EXERCISE AIM: Make an exact copy of the data below, leaving out every picture.

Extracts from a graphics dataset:

::::

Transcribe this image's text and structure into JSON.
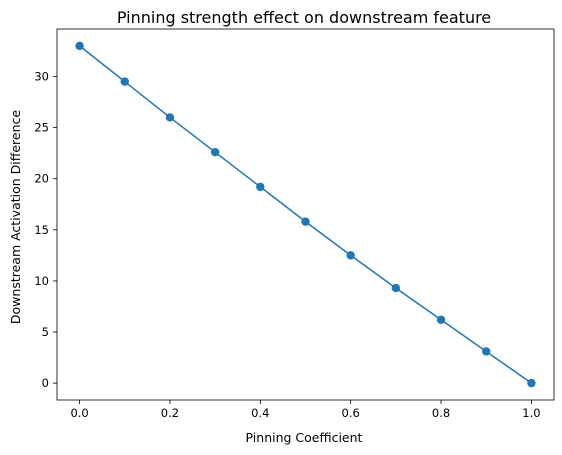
{
  "chart_data": {
    "type": "line",
    "title": "Pinning strength effect on downstream feature",
    "xlabel": "Pinning Coefficient",
    "ylabel": "Downstream Activation Difference",
    "xlim": [
      -0.05,
      1.05
    ],
    "ylim": [
      -1.65,
      34.65
    ],
    "xticks": [
      0.0,
      0.2,
      0.4,
      0.6,
      0.8,
      1.0
    ],
    "xtick_labels": [
      "0.0",
      "0.2",
      "0.4",
      "0.6",
      "0.8",
      "1.0"
    ],
    "yticks": [
      0,
      5,
      10,
      15,
      20,
      25,
      30
    ],
    "ytick_labels": [
      "0",
      "5",
      "10",
      "15",
      "20",
      "25",
      "30"
    ],
    "grid": false,
    "legend": false,
    "series": [
      {
        "color": "#1f77b4",
        "marker": "circle",
        "x": [
          0.0,
          0.1,
          0.2,
          0.3,
          0.4,
          0.5,
          0.6,
          0.7,
          0.8,
          0.9,
          1.0
        ],
        "y": [
          33.0,
          29.5,
          26.0,
          22.6,
          19.2,
          15.8,
          12.5,
          9.3,
          6.2,
          3.1,
          0.0
        ]
      }
    ]
  }
}
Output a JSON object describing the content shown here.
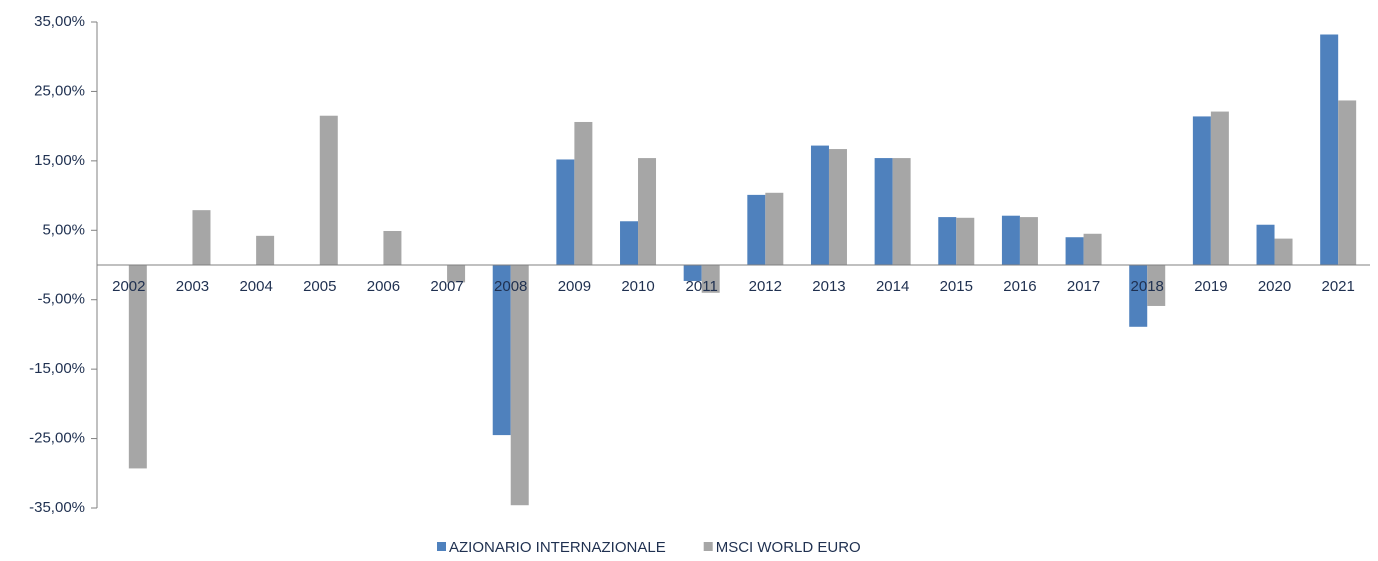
{
  "chart_data": {
    "type": "bar",
    "categories": [
      "2002",
      "2003",
      "2004",
      "2005",
      "2006",
      "2007",
      "2008",
      "2009",
      "2010",
      "2011",
      "2012",
      "2013",
      "2014",
      "2015",
      "2016",
      "2017",
      "2018",
      "2019",
      "2020",
      "2021"
    ],
    "series": [
      {
        "name": "AZIONARIO INTERNAZIONALE",
        "color": "#4f81bd",
        "values": [
          null,
          null,
          null,
          null,
          null,
          null,
          -24.5,
          15.2,
          6.3,
          -2.3,
          10.1,
          17.2,
          15.4,
          6.9,
          7.1,
          4.0,
          -8.9,
          21.4,
          5.8,
          33.2
        ]
      },
      {
        "name": "MSCI WORLD EURO",
        "color": "#a6a6a6",
        "values": [
          -29.3,
          7.9,
          4.2,
          21.5,
          4.9,
          -2.5,
          -34.6,
          20.6,
          15.4,
          -4.0,
          10.4,
          16.7,
          15.4,
          6.8,
          6.9,
          4.5,
          -5.9,
          22.1,
          3.8,
          23.7
        ]
      }
    ],
    "ylim": [
      -35,
      35
    ],
    "yticks": [
      {
        "value": 35,
        "label": "35,00%"
      },
      {
        "value": 25,
        "label": "25,00%"
      },
      {
        "value": 15,
        "label": "15,00%"
      },
      {
        "value": 5,
        "label": "5,00%"
      },
      {
        "value": -5,
        "label": "-5,00%"
      },
      {
        "value": -15,
        "label": "-15,00%"
      },
      {
        "value": -25,
        "label": "-25,00%"
      },
      {
        "value": -35,
        "label": "-35,00%"
      }
    ],
    "legend": "bottom"
  }
}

::::

RESPONSE TO THE TASK:
Transcribe this image's text and structure into JSON.
{
  "chart_data": {
    "type": "line",
    "title": "Pinning strength effect on downstream feature",
    "xlabel": "Pinning Coefficient",
    "ylabel": "Downstream Activation Difference",
    "xlim": [
      -0.05,
      1.05
    ],
    "ylim": [
      -1.65,
      34.65
    ],
    "xticks": [
      0.0,
      0.2,
      0.4,
      0.6,
      0.8,
      1.0
    ],
    "xtick_labels": [
      "0.0",
      "0.2",
      "0.4",
      "0.6",
      "0.8",
      "1.0"
    ],
    "yticks": [
      0,
      5,
      10,
      15,
      20,
      25,
      30
    ],
    "ytick_labels": [
      "0",
      "5",
      "10",
      "15",
      "20",
      "25",
      "30"
    ],
    "grid": false,
    "legend": false,
    "series": [
      {
        "color": "#1f77b4",
        "marker": "circle",
        "x": [
          0.0,
          0.1,
          0.2,
          0.3,
          0.4,
          0.5,
          0.6,
          0.7,
          0.8,
          0.9,
          1.0
        ],
        "y": [
          33.0,
          29.5,
          26.0,
          22.6,
          19.2,
          15.8,
          12.5,
          9.3,
          6.2,
          3.1,
          0.0
        ]
      }
    ]
  }
}
Output a JSON object describing the content shown here.
{
  "chart_data": {
    "type": "bar",
    "categories": [
      "2002",
      "2003",
      "2004",
      "2005",
      "2006",
      "2007",
      "2008",
      "2009",
      "2010",
      "2011",
      "2012",
      "2013",
      "2014",
      "2015",
      "2016",
      "2017",
      "2018",
      "2019",
      "2020",
      "2021"
    ],
    "series": [
      {
        "name": "AZIONARIO INTERNAZIONALE",
        "color": "#4f81bd",
        "values": [
          null,
          null,
          null,
          null,
          null,
          null,
          -24.5,
          15.2,
          6.3,
          -2.3,
          10.1,
          17.2,
          15.4,
          6.9,
          7.1,
          4.0,
          -8.9,
          21.4,
          5.8,
          33.2
        ]
      },
      {
        "name": "MSCI WORLD EURO",
        "color": "#a6a6a6",
        "values": [
          -29.3,
          7.9,
          4.2,
          21.5,
          4.9,
          -2.5,
          -34.6,
          20.6,
          15.4,
          -4.0,
          10.4,
          16.7,
          15.4,
          6.8,
          6.9,
          4.5,
          -5.9,
          22.1,
          3.8,
          23.7
        ]
      }
    ],
    "ylim": [
      -35,
      35
    ],
    "yticks": [
      {
        "value": 35,
        "label": "35,00%"
      },
      {
        "value": 25,
        "label": "25,00%"
      },
      {
        "value": 15,
        "label": "15,00%"
      },
      {
        "value": 5,
        "label": "5,00%"
      },
      {
        "value": -5,
        "label": "-5,00%"
      },
      {
        "value": -15,
        "label": "-15,00%"
      },
      {
        "value": -25,
        "label": "-25,00%"
      },
      {
        "value": -35,
        "label": "-35,00%"
      }
    ],
    "legend": "bottom"
  }
}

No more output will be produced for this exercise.